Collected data
__________

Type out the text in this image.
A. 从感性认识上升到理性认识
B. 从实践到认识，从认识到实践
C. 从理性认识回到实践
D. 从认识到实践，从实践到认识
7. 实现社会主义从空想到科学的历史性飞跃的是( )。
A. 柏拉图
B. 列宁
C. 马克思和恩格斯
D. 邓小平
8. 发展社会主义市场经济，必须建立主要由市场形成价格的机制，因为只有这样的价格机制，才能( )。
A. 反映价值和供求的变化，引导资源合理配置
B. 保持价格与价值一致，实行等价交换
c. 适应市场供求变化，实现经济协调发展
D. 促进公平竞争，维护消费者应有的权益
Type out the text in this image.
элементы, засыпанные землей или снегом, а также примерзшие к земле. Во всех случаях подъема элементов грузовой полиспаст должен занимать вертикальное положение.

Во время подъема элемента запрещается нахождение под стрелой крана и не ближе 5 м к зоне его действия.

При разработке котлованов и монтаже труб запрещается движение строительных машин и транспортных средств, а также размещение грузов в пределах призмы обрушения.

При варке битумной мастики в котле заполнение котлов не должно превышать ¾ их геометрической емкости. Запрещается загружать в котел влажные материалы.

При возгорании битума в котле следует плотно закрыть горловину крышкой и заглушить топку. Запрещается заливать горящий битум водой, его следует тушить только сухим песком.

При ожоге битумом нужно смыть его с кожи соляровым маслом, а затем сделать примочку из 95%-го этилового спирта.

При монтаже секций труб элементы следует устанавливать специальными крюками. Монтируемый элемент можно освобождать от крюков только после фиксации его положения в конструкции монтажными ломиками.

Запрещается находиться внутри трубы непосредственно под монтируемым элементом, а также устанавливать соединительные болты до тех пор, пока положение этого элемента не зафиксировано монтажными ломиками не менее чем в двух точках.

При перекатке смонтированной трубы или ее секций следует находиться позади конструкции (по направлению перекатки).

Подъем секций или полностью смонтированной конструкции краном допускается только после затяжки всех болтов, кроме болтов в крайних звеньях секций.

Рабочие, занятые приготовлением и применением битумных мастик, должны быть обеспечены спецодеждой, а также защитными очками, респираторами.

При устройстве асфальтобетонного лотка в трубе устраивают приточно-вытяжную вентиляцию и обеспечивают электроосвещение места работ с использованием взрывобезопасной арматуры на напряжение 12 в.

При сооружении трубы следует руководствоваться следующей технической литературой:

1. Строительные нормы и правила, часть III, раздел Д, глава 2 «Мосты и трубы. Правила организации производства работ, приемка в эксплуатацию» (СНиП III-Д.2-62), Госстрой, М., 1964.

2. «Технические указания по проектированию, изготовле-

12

__________

__Problem statement__: State how many lines of the records above contain the word "монтажными", and give only that number.

__Solution for this exercise__: 2